Data:
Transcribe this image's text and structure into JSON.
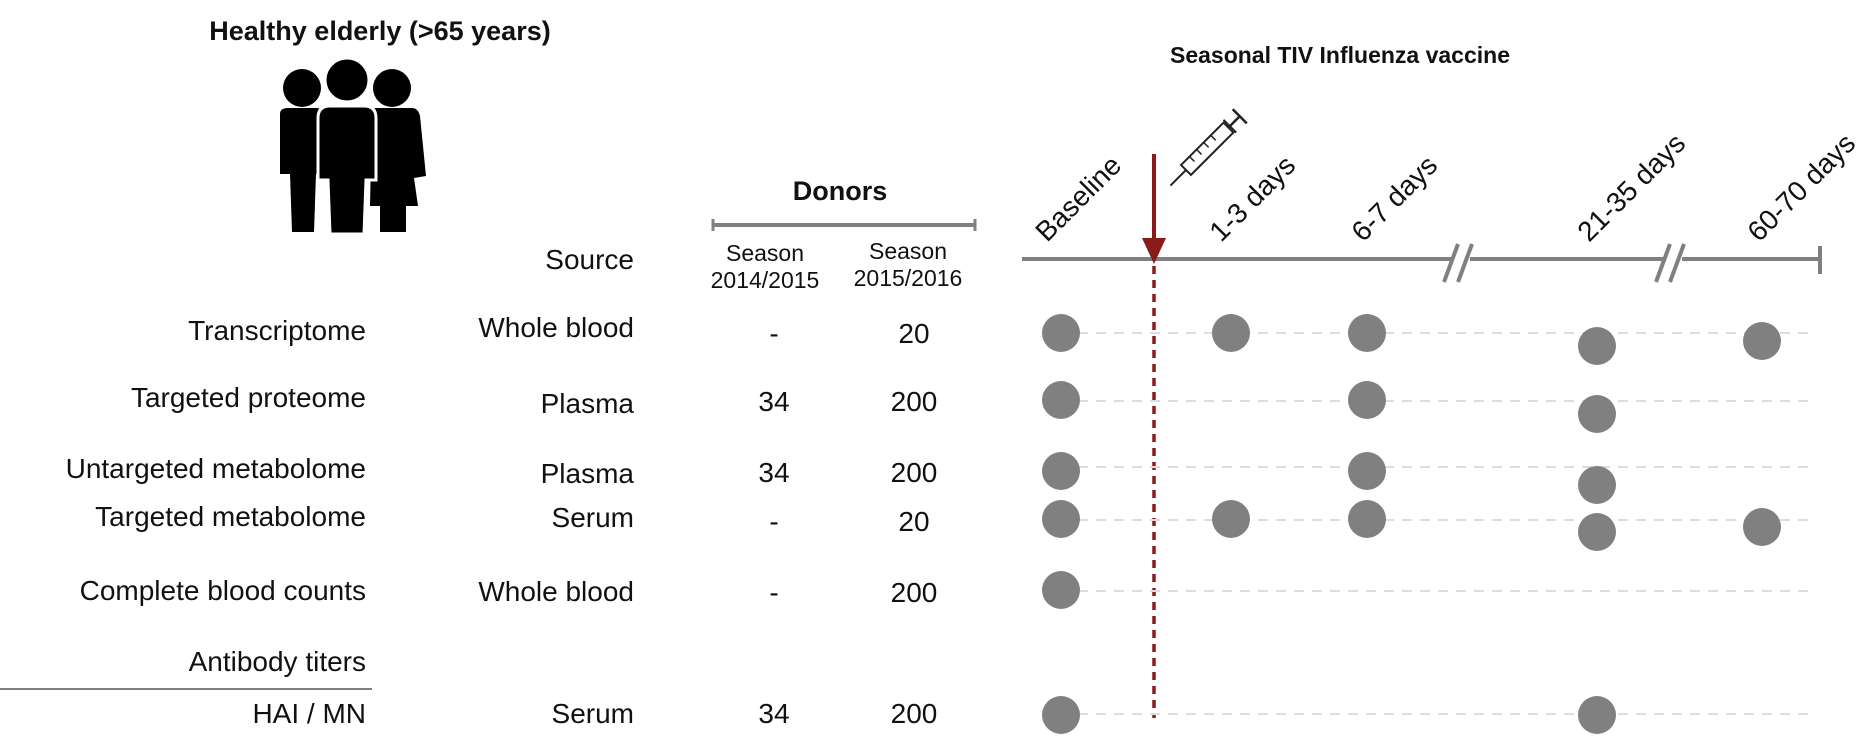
{
  "header": {
    "cohort_title": "Healthy elderly (>65 years)",
    "people_icon": "people-group-icon",
    "vaccine_title": "Seasonal TIV Influenza vaccine",
    "syringe_icon": "syringe-icon"
  },
  "columns": {
    "source": "Source",
    "donors": "Donors",
    "season1_line1": "Season",
    "season1_line2": "2014/2015",
    "season2_line1": "Season",
    "season2_line2": "2015/2016"
  },
  "timepoints": [
    "Baseline",
    "1-3 days",
    "6-7 days",
    "21-35 days",
    "60-70 days"
  ],
  "rows": [
    {
      "label": "Transcriptome",
      "source": "Whole blood",
      "s1": "-",
      "s2": "20",
      "dots": [
        true,
        true,
        true,
        true,
        true
      ]
    },
    {
      "label": "Targeted proteome",
      "source": "Plasma",
      "s1": "34",
      "s2": "200",
      "dots": [
        true,
        false,
        true,
        true,
        false
      ]
    },
    {
      "label": "Untargeted metabolome",
      "source": "Plasma",
      "s1": "34",
      "s2": "200",
      "dots": [
        true,
        false,
        true,
        true,
        false
      ]
    },
    {
      "label": "Targeted metabolome",
      "source": "Serum",
      "s1": "-",
      "s2": "20",
      "dots": [
        true,
        true,
        true,
        true,
        true
      ]
    },
    {
      "label": "Complete blood counts",
      "source": "Whole blood",
      "s1": "-",
      "s2": "200",
      "dots": [
        true,
        false,
        false,
        false,
        false
      ]
    },
    {
      "label": "HAI / MN",
      "source": "Serum",
      "s1": "34",
      "s2": "200",
      "dots": [
        true,
        false,
        false,
        true,
        false
      ]
    }
  ],
  "antibody_group": "Antibody titers",
  "colors": {
    "accent": "#8b1a1a",
    "grey": "#808080",
    "dash": "#dddddd"
  }
}
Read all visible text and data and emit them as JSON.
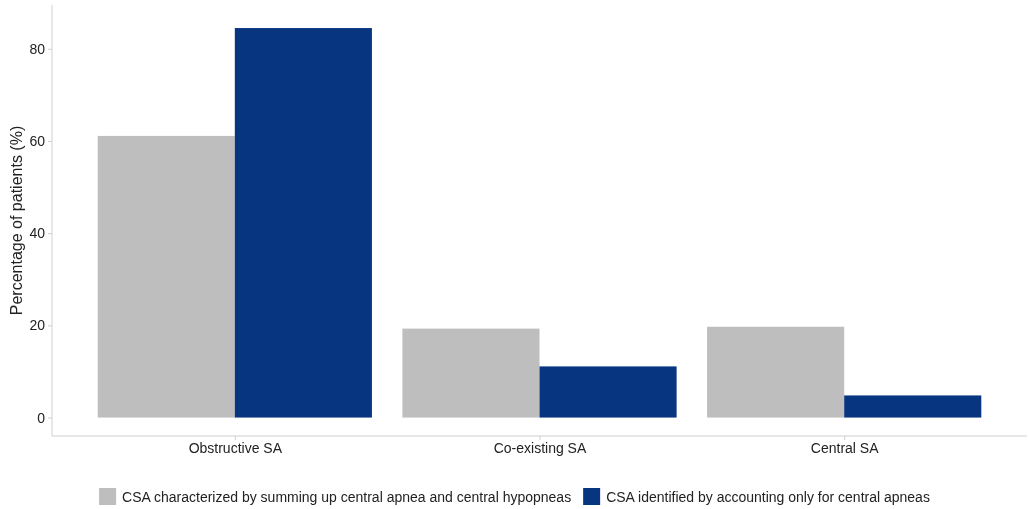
{
  "chart_data": {
    "type": "bar",
    "ylabel": "Percentage of patients (%)",
    "categories": [
      "Obstructive SA",
      "Co-existing SA",
      "Central SA"
    ],
    "series": [
      {
        "name": "CSA characterized by summing up central apnea and central hypopneas",
        "color": "#bebebe",
        "values": [
          61.1,
          19.3,
          19.7
        ]
      },
      {
        "name": "CSA identified by accounting only for central apneas",
        "color": "#08357f",
        "values": [
          84.5,
          11.1,
          4.8
        ]
      }
    ],
    "ylim": [
      -4,
      89.5
    ],
    "yticks": [
      0,
      20,
      40,
      60,
      80
    ],
    "grid": false,
    "legend": "bottom"
  }
}
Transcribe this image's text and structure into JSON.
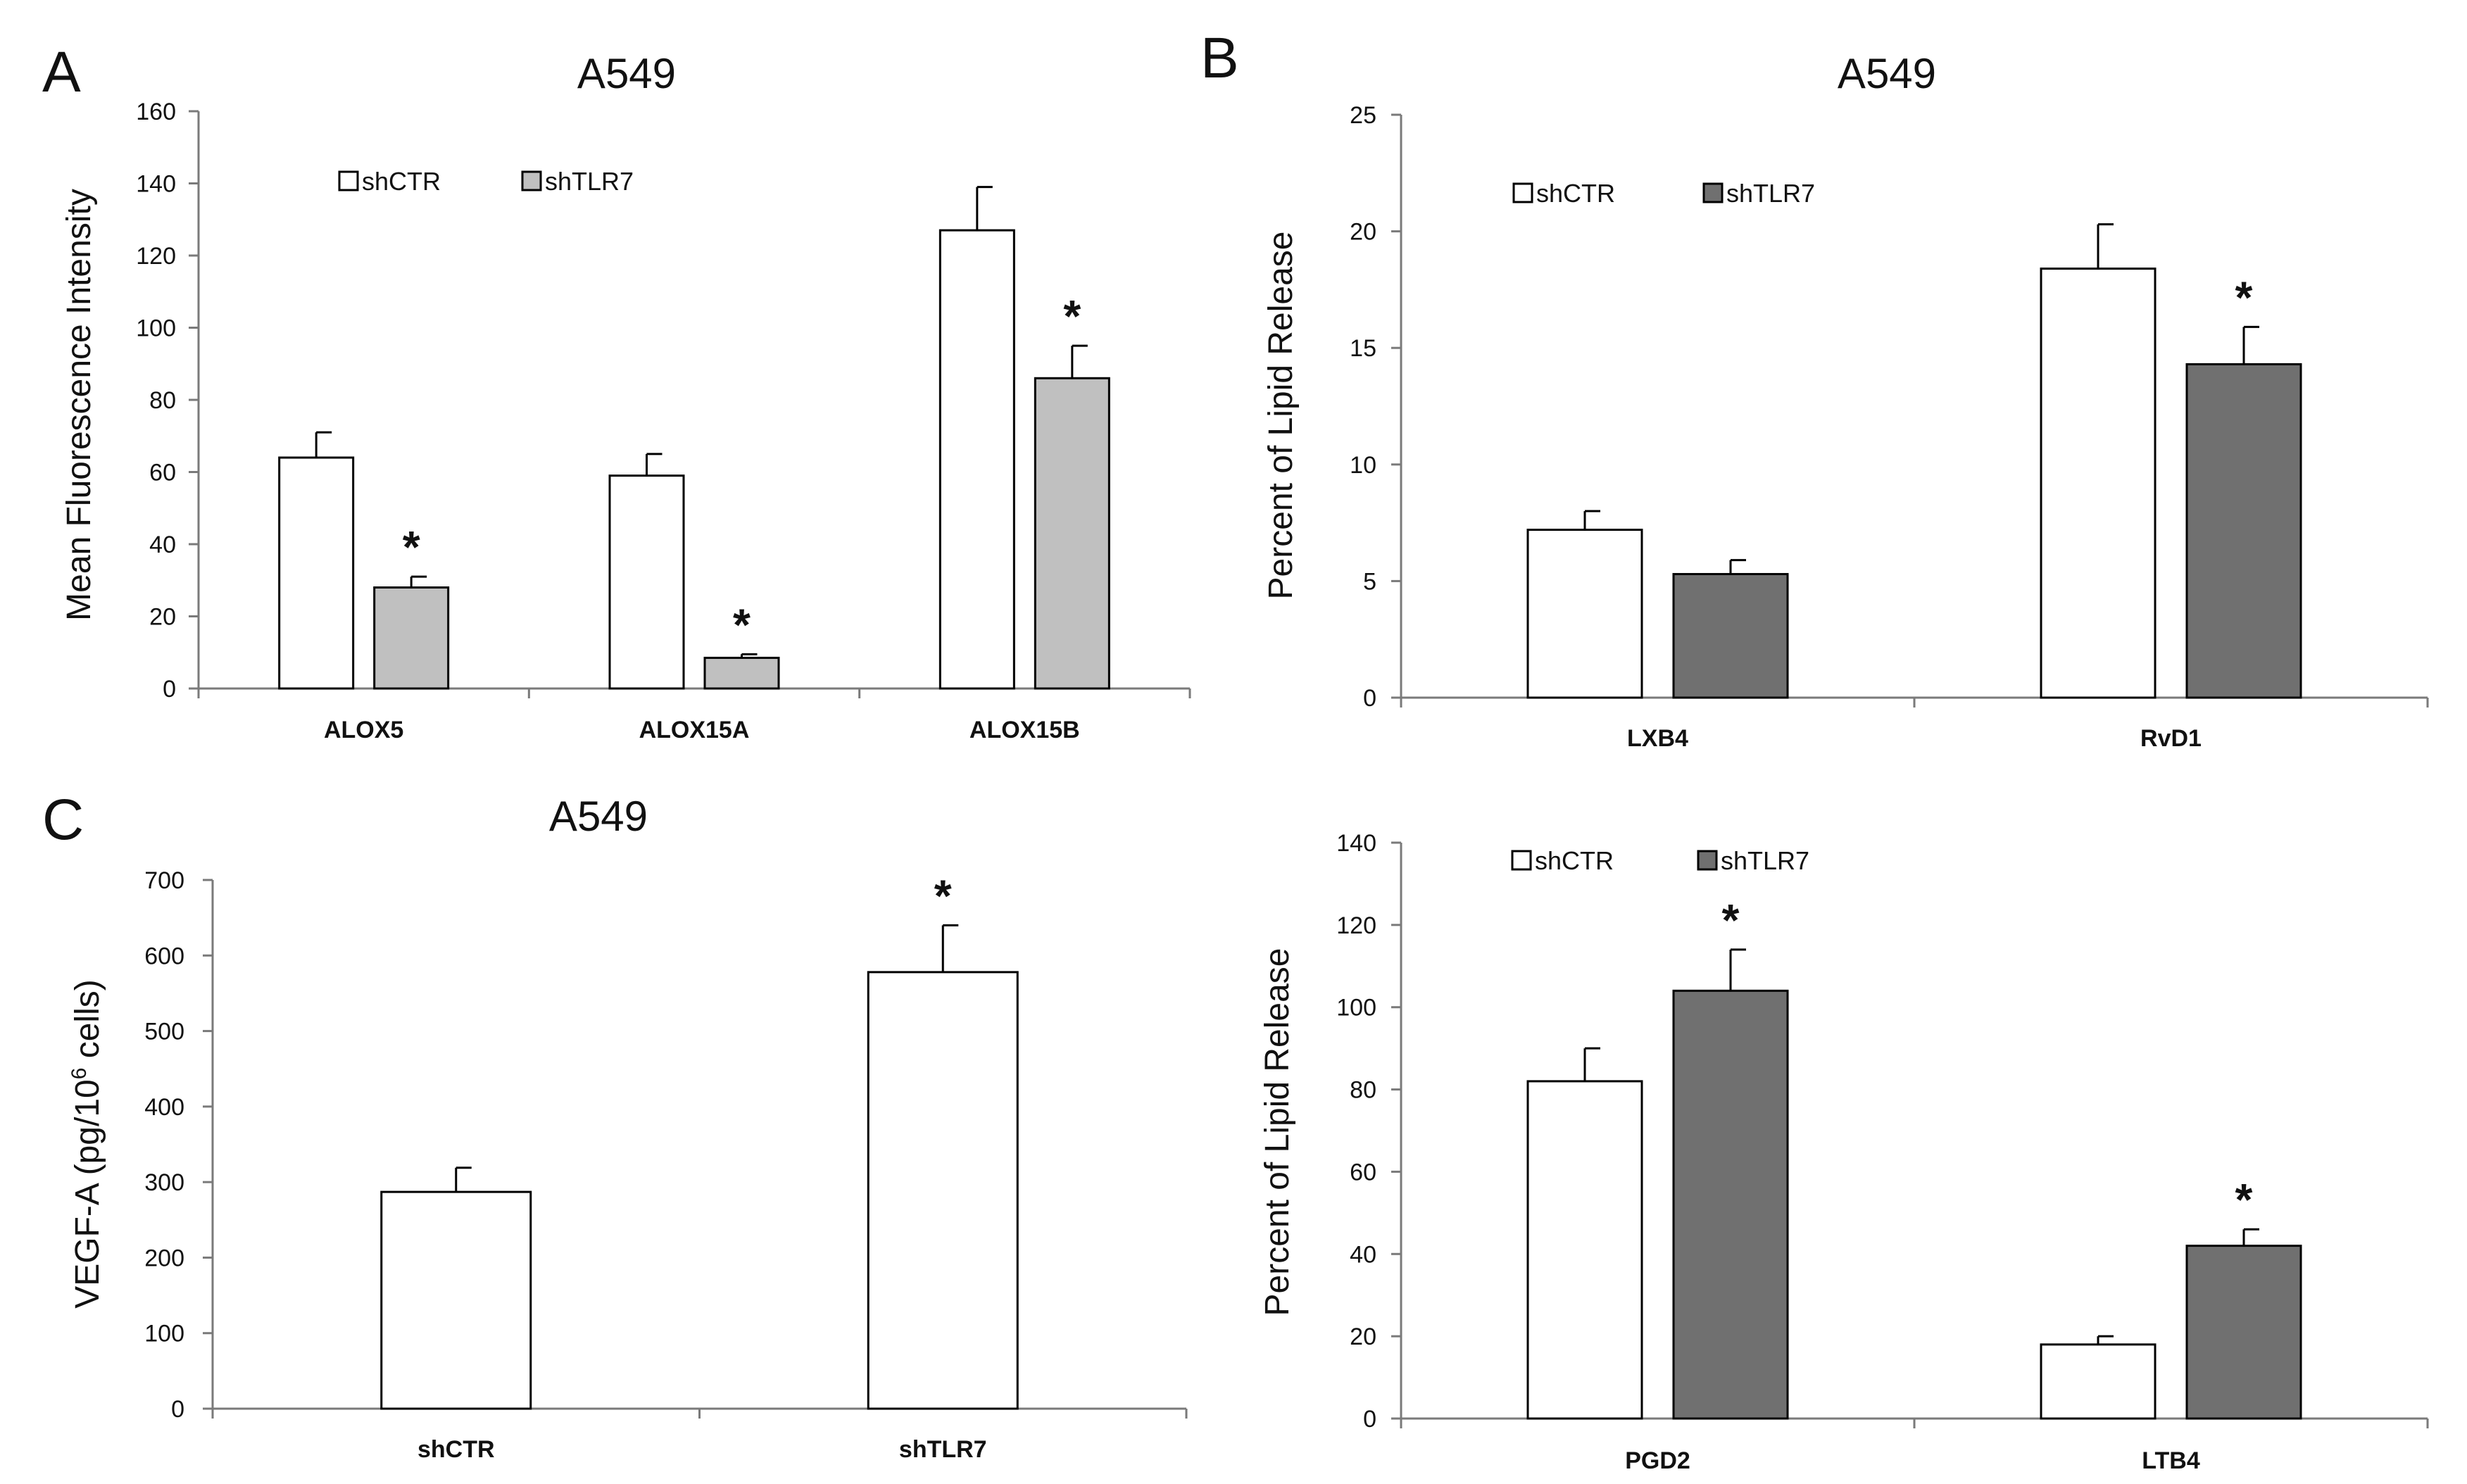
{
  "figure": {
    "panel_letters": [
      "A",
      "B",
      "C"
    ]
  },
  "chart_data": [
    {
      "id": "A",
      "type": "bar",
      "title": "A549",
      "ylabel": "Mean Fluorescence Intensity",
      "xlabel": "",
      "ylim": [
        0,
        160
      ],
      "yticks": [
        0,
        20,
        40,
        60,
        80,
        100,
        120,
        140,
        160
      ],
      "categories": [
        "ALOX5",
        "ALOX15A",
        "ALOX15B"
      ],
      "series": [
        {
          "name": "shCTR",
          "color": "#ffffff",
          "values": [
            64,
            59,
            127
          ],
          "errors": [
            7,
            6,
            12
          ],
          "significant": [
            false,
            false,
            false
          ]
        },
        {
          "name": "shTLR7",
          "color": "#c0c0c0",
          "values": [
            28,
            8.5,
            86
          ],
          "errors": [
            3,
            1,
            9
          ],
          "significant": [
            true,
            true,
            true
          ]
        }
      ],
      "significance_marker": "*",
      "legend": "top-left"
    },
    {
      "id": "B",
      "type": "bar",
      "title": "A549",
      "ylabel": "Percent of Lipid Release",
      "xlabel": "",
      "ylim": [
        0,
        25
      ],
      "yticks": [
        0,
        5,
        10,
        15,
        20,
        25
      ],
      "categories": [
        "LXB4",
        "RvD1"
      ],
      "series": [
        {
          "name": "shCTR",
          "color": "#ffffff",
          "values": [
            7.2,
            18.4
          ],
          "errors": [
            0.8,
            1.9
          ],
          "significant": [
            false,
            false
          ]
        },
        {
          "name": "shTLR7",
          "color": "#707070",
          "values": [
            5.3,
            14.3
          ],
          "errors": [
            0.6,
            1.6
          ],
          "significant": [
            false,
            true
          ]
        }
      ],
      "significance_marker": "*",
      "legend": "top-left"
    },
    {
      "id": "C",
      "type": "bar",
      "title": "A549",
      "ylabel": "VEGF-A (pg/10",
      "ylabel_sup": "6",
      "ylabel_tail": " cells)",
      "xlabel": "",
      "ylim": [
        0,
        700
      ],
      "yticks": [
        0,
        100,
        200,
        300,
        400,
        500,
        600,
        700
      ],
      "categories": [
        "shCTR",
        "shTLR7"
      ],
      "series": [
        {
          "name": "VEGF-A",
          "color": "#ffffff",
          "values": [
            287,
            578
          ],
          "errors": [
            32,
            62
          ],
          "significant": [
            false,
            true
          ]
        }
      ],
      "significance_marker": "*",
      "legend": "none"
    },
    {
      "id": "D",
      "type": "bar",
      "title": "",
      "ylabel": "Percent of Lipid Release",
      "xlabel": "",
      "ylim": [
        0,
        140
      ],
      "yticks": [
        0,
        20,
        40,
        60,
        80,
        100,
        120,
        140
      ],
      "categories": [
        "PGD2",
        "LTB4"
      ],
      "series": [
        {
          "name": "shCTR",
          "color": "#ffffff",
          "values": [
            82,
            18
          ],
          "errors": [
            8,
            2
          ],
          "significant": [
            false,
            false
          ]
        },
        {
          "name": "shTLR7",
          "color": "#707070",
          "values": [
            104,
            42
          ],
          "errors": [
            10,
            4
          ],
          "significant": [
            true,
            true
          ]
        }
      ],
      "significance_marker": "*",
      "legend": "top-left"
    }
  ]
}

Task prompt: Your job is to repeat the data exactly, leaving each picture out.

Response to the task:
Transcribe this image's text and structure into JSON.
{
  "header": {
    "cohort_title": "Healthy elderly (>65 years)",
    "people_icon": "people-group-icon",
    "vaccine_title": "Seasonal TIV Influenza vaccine",
    "syringe_icon": "syringe-icon"
  },
  "columns": {
    "source": "Source",
    "donors": "Donors",
    "season1_line1": "Season",
    "season1_line2": "2014/2015",
    "season2_line1": "Season",
    "season2_line2": "2015/2016"
  },
  "timepoints": [
    "Baseline",
    "1-3 days",
    "6-7 days",
    "21-35 days",
    "60-70 days"
  ],
  "rows": [
    {
      "label": "Transcriptome",
      "source": "Whole blood",
      "s1": "-",
      "s2": "20",
      "dots": [
        true,
        true,
        true,
        true,
        true
      ]
    },
    {
      "label": "Targeted proteome",
      "source": "Plasma",
      "s1": "34",
      "s2": "200",
      "dots": [
        true,
        false,
        true,
        true,
        false
      ]
    },
    {
      "label": "Untargeted metabolome",
      "source": "Plasma",
      "s1": "34",
      "s2": "200",
      "dots": [
        true,
        false,
        true,
        true,
        false
      ]
    },
    {
      "label": "Targeted metabolome",
      "source": "Serum",
      "s1": "-",
      "s2": "20",
      "dots": [
        true,
        true,
        true,
        true,
        true
      ]
    },
    {
      "label": "Complete blood counts",
      "source": "Whole blood",
      "s1": "-",
      "s2": "200",
      "dots": [
        true,
        false,
        false,
        false,
        false
      ]
    },
    {
      "label": "HAI / MN",
      "source": "Serum",
      "s1": "34",
      "s2": "200",
      "dots": [
        true,
        false,
        false,
        true,
        false
      ]
    }
  ],
  "antibody_group": "Antibody titers",
  "colors": {
    "accent": "#8b1a1a",
    "grey": "#808080",
    "dash": "#dddddd"
  }
}
Read all visible text and data and emit them as JSON.
{
  "chart_data": {
    "type": "bar",
    "ylabel": "Percentage of patients (%)",
    "categories": [
      "Obstructive SA",
      "Co-existing SA",
      "Central SA"
    ],
    "series": [
      {
        "name": "CSA characterized by summing up central apnea and central hypopneas",
        "color": "#bebebe",
        "values": [
          61.1,
          19.3,
          19.7
        ]
      },
      {
        "name": "CSA identified by accounting only for central apneas",
        "color": "#08357f",
        "values": [
          84.5,
          11.1,
          4.8
        ]
      }
    ],
    "ylim": [
      -4,
      89.5
    ],
    "yticks": [
      0,
      20,
      40,
      60,
      80
    ],
    "grid": false,
    "legend": "bottom"
  }
}
Transcribe this image's text and structure into JSON.
{
  "figure": {
    "panel_letters": [
      "A",
      "B",
      "C"
    ]
  },
  "chart_data": [
    {
      "id": "A",
      "type": "bar",
      "title": "A549",
      "ylabel": "Mean Fluorescence Intensity",
      "xlabel": "",
      "ylim": [
        0,
        160
      ],
      "yticks": [
        0,
        20,
        40,
        60,
        80,
        100,
        120,
        140,
        160
      ],
      "categories": [
        "ALOX5",
        "ALOX15A",
        "ALOX15B"
      ],
      "series": [
        {
          "name": "shCTR",
          "color": "#ffffff",
          "values": [
            64,
            59,
            127
          ],
          "errors": [
            7,
            6,
            12
          ],
          "significant": [
            false,
            false,
            false
          ]
        },
        {
          "name": "shTLR7",
          "color": "#c0c0c0",
          "values": [
            28,
            8.5,
            86
          ],
          "errors": [
            3,
            1,
            9
          ],
          "significant": [
            true,
            true,
            true
          ]
        }
      ],
      "significance_marker": "*",
      "legend": "top-left"
    },
    {
      "id": "B",
      "type": "bar",
      "title": "A549",
      "ylabel": "Percent of Lipid Release",
      "xlabel": "",
      "ylim": [
        0,
        25
      ],
      "yticks": [
        0,
        5,
        10,
        15,
        20,
        25
      ],
      "categories": [
        "LXB4",
        "RvD1"
      ],
      "series": [
        {
          "name": "shCTR",
          "color": "#ffffff",
          "values": [
            7.2,
            18.4
          ],
          "errors": [
            0.8,
            1.9
          ],
          "significant": [
            false,
            false
          ]
        },
        {
          "name": "shTLR7",
          "color": "#707070",
          "values": [
            5.3,
            14.3
          ],
          "errors": [
            0.6,
            1.6
          ],
          "significant": [
            false,
            true
          ]
        }
      ],
      "significance_marker": "*",
      "legend": "top-left"
    },
    {
      "id": "C",
      "type": "bar",
      "title": "A549",
      "ylabel": "VEGF-A (pg/10",
      "ylabel_sup": "6",
      "ylabel_tail": " cells)",
      "xlabel": "",
      "ylim": [
        0,
        700
      ],
      "yticks": [
        0,
        100,
        200,
        300,
        400,
        500,
        600,
        700
      ],
      "categories": [
        "shCTR",
        "shTLR7"
      ],
      "series": [
        {
          "name": "VEGF-A",
          "color": "#ffffff",
          "values": [
            287,
            578
          ],
          "errors": [
            32,
            62
          ],
          "significant": [
            false,
            true
          ]
        }
      ],
      "significance_marker": "*",
      "legend": "none"
    },
    {
      "id": "D",
      "type": "bar",
      "title": "",
      "ylabel": "Percent of Lipid Release",
      "xlabel": "",
      "ylim": [
        0,
        140
      ],
      "yticks": [
        0,
        20,
        40,
        60,
        80,
        100,
        120,
        140
      ],
      "categories": [
        "PGD2",
        "LTB4"
      ],
      "series": [
        {
          "name": "shCTR",
          "color": "#ffffff",
          "values": [
            82,
            18
          ],
          "errors": [
            8,
            2
          ],
          "significant": [
            false,
            false
          ]
        },
        {
          "name": "shTLR7",
          "color": "#707070",
          "values": [
            104,
            42
          ],
          "errors": [
            10,
            4
          ],
          "significant": [
            true,
            true
          ]
        }
      ],
      "significance_marker": "*",
      "legend": "top-left"
    }
  ]
}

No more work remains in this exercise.